%%

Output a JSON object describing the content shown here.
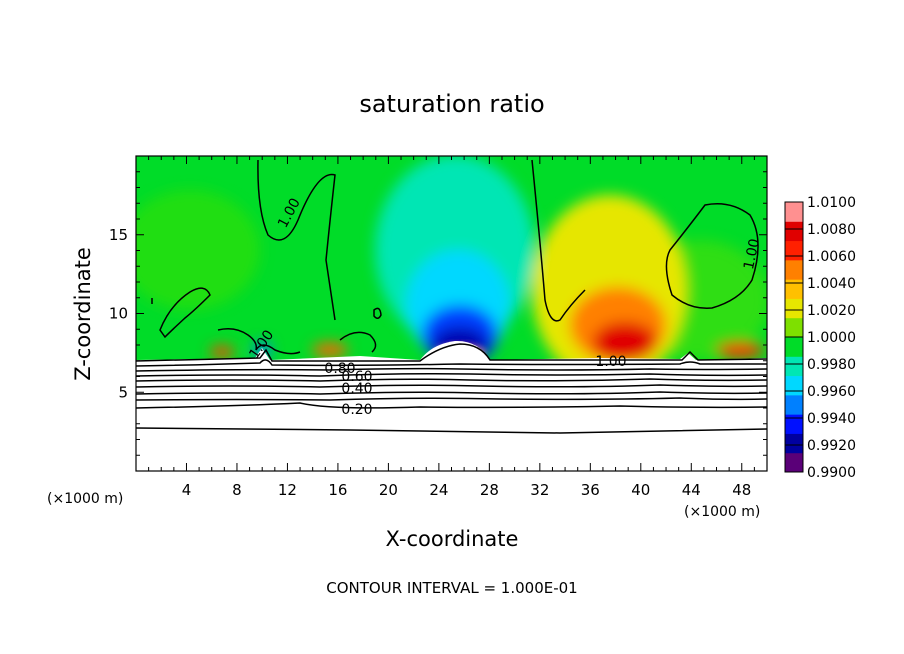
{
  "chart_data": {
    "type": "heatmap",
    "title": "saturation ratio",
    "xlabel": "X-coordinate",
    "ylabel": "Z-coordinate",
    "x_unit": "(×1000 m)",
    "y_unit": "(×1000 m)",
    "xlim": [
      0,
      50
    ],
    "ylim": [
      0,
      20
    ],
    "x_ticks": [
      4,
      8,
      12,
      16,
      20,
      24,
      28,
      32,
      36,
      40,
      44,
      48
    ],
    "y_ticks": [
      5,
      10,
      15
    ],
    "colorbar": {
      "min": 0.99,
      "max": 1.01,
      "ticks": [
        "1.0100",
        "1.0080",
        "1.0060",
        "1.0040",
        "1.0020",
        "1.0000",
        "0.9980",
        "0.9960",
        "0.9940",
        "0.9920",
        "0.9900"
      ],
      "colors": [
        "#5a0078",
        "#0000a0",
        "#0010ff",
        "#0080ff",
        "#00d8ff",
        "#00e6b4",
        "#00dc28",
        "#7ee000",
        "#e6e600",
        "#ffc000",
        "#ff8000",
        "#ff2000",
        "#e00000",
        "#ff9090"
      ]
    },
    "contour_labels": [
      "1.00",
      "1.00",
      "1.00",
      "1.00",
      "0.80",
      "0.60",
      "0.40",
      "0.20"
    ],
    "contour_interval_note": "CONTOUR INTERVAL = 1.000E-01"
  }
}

%%

Restate the data above word for word. Do not include the images.

> _Task output_:
Output a JSON object describing the content shown here.
{
  "chart_data": {
    "type": "heatmap",
    "title": "saturation ratio",
    "xlabel": "X-coordinate",
    "ylabel": "Z-coordinate",
    "x_unit": "(×1000 m)",
    "y_unit": "(×1000 m)",
    "xlim": [
      0,
      50
    ],
    "ylim": [
      0,
      20
    ],
    "x_ticks": [
      4,
      8,
      12,
      16,
      20,
      24,
      28,
      32,
      36,
      40,
      44,
      48
    ],
    "y_ticks": [
      5,
      10,
      15
    ],
    "colorbar": {
      "min": 0.99,
      "max": 1.01,
      "ticks": [
        "1.0100",
        "1.0080",
        "1.0060",
        "1.0040",
        "1.0020",
        "1.0000",
        "0.9980",
        "0.9960",
        "0.9940",
        "0.9920",
        "0.9900"
      ],
      "colors": [
        "#5a0078",
        "#0000a0",
        "#0010ff",
        "#0080ff",
        "#00d8ff",
        "#00e6b4",
        "#00dc28",
        "#7ee000",
        "#e6e600",
        "#ffc000",
        "#ff8000",
        "#ff2000",
        "#e00000",
        "#ff9090"
      ]
    },
    "contour_labels": [
      "1.00",
      "1.00",
      "1.00",
      "1.00",
      "0.80",
      "0.60",
      "0.40",
      "0.20"
    ],
    "contour_interval_note": "CONTOUR INTERVAL = 1.000E-01"
  }
}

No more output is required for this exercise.